▶ Required task:
How many lines in these records hold the string "enim"? Reply with the number alone.

>> BEGIN Input records

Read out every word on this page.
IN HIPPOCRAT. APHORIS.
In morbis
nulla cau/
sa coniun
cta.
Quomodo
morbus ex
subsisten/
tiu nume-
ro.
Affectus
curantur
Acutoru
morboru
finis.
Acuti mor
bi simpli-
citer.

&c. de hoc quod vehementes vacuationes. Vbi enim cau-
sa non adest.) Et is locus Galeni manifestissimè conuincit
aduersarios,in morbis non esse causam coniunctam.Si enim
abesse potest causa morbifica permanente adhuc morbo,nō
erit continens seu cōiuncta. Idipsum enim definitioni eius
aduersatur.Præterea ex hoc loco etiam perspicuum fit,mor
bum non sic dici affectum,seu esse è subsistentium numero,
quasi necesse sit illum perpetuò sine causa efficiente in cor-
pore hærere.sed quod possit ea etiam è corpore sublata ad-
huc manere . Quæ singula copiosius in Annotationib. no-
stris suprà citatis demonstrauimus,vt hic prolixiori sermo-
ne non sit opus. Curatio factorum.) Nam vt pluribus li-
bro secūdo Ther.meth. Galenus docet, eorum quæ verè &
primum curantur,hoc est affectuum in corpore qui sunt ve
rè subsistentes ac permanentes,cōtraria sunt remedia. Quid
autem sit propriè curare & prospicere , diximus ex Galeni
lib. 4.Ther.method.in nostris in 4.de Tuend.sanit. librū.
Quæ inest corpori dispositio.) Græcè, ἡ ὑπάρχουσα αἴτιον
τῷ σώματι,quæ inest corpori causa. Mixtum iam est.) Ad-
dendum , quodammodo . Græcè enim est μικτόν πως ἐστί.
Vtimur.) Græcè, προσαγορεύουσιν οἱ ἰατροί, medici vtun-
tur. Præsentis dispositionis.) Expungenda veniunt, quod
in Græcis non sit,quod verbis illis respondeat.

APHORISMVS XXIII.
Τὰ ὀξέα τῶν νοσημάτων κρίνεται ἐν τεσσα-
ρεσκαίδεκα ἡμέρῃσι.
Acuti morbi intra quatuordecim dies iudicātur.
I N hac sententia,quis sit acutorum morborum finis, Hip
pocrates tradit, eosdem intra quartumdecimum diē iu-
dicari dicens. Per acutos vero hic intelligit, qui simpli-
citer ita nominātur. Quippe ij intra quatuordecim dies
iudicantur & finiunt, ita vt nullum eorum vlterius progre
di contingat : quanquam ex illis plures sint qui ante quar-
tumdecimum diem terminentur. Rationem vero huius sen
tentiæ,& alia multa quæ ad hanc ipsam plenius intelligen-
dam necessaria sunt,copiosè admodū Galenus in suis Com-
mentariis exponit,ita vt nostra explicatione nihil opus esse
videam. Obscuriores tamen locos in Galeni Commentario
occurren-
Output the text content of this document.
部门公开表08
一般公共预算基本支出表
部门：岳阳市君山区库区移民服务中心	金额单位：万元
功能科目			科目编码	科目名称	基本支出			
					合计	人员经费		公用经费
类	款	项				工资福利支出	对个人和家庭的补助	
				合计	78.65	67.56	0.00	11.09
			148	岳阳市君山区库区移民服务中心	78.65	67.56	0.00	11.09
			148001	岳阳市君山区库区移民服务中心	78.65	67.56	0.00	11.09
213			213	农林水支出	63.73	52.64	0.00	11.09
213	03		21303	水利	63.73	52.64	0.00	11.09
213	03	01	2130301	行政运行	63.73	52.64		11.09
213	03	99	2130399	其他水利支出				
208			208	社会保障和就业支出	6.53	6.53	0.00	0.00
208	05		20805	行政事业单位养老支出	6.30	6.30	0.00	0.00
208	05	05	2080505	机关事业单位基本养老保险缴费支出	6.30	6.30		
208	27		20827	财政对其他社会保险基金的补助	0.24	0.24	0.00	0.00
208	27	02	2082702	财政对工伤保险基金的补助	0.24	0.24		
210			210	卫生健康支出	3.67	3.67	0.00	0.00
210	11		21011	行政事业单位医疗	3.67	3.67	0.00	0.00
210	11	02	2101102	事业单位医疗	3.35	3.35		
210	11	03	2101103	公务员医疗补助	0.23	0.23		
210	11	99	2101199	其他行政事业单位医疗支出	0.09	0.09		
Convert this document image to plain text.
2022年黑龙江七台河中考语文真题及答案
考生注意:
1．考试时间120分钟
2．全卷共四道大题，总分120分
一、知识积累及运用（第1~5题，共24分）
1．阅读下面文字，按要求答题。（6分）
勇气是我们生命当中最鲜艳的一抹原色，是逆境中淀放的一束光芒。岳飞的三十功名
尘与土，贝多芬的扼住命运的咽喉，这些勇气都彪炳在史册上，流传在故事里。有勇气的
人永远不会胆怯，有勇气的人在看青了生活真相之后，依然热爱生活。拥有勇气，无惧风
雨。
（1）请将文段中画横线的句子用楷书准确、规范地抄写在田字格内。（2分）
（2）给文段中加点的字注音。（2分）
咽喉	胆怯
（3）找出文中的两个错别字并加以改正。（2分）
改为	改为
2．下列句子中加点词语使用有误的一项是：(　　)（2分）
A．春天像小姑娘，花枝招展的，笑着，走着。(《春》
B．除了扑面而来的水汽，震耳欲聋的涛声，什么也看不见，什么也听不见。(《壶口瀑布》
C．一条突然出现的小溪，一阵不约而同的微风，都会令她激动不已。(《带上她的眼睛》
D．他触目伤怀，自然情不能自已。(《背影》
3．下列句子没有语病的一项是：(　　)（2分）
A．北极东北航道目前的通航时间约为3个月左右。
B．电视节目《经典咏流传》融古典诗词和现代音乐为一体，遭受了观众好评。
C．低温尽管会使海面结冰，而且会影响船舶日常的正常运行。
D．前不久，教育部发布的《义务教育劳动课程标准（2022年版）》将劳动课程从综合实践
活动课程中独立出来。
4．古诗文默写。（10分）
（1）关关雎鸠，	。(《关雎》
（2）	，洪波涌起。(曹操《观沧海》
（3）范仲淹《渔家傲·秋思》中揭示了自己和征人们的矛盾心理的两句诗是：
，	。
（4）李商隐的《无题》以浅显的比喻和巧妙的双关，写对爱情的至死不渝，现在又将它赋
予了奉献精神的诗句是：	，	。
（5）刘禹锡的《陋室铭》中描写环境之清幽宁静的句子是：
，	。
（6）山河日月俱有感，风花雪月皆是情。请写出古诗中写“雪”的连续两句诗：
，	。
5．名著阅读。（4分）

>> END Input records

▶ Exercise response:
4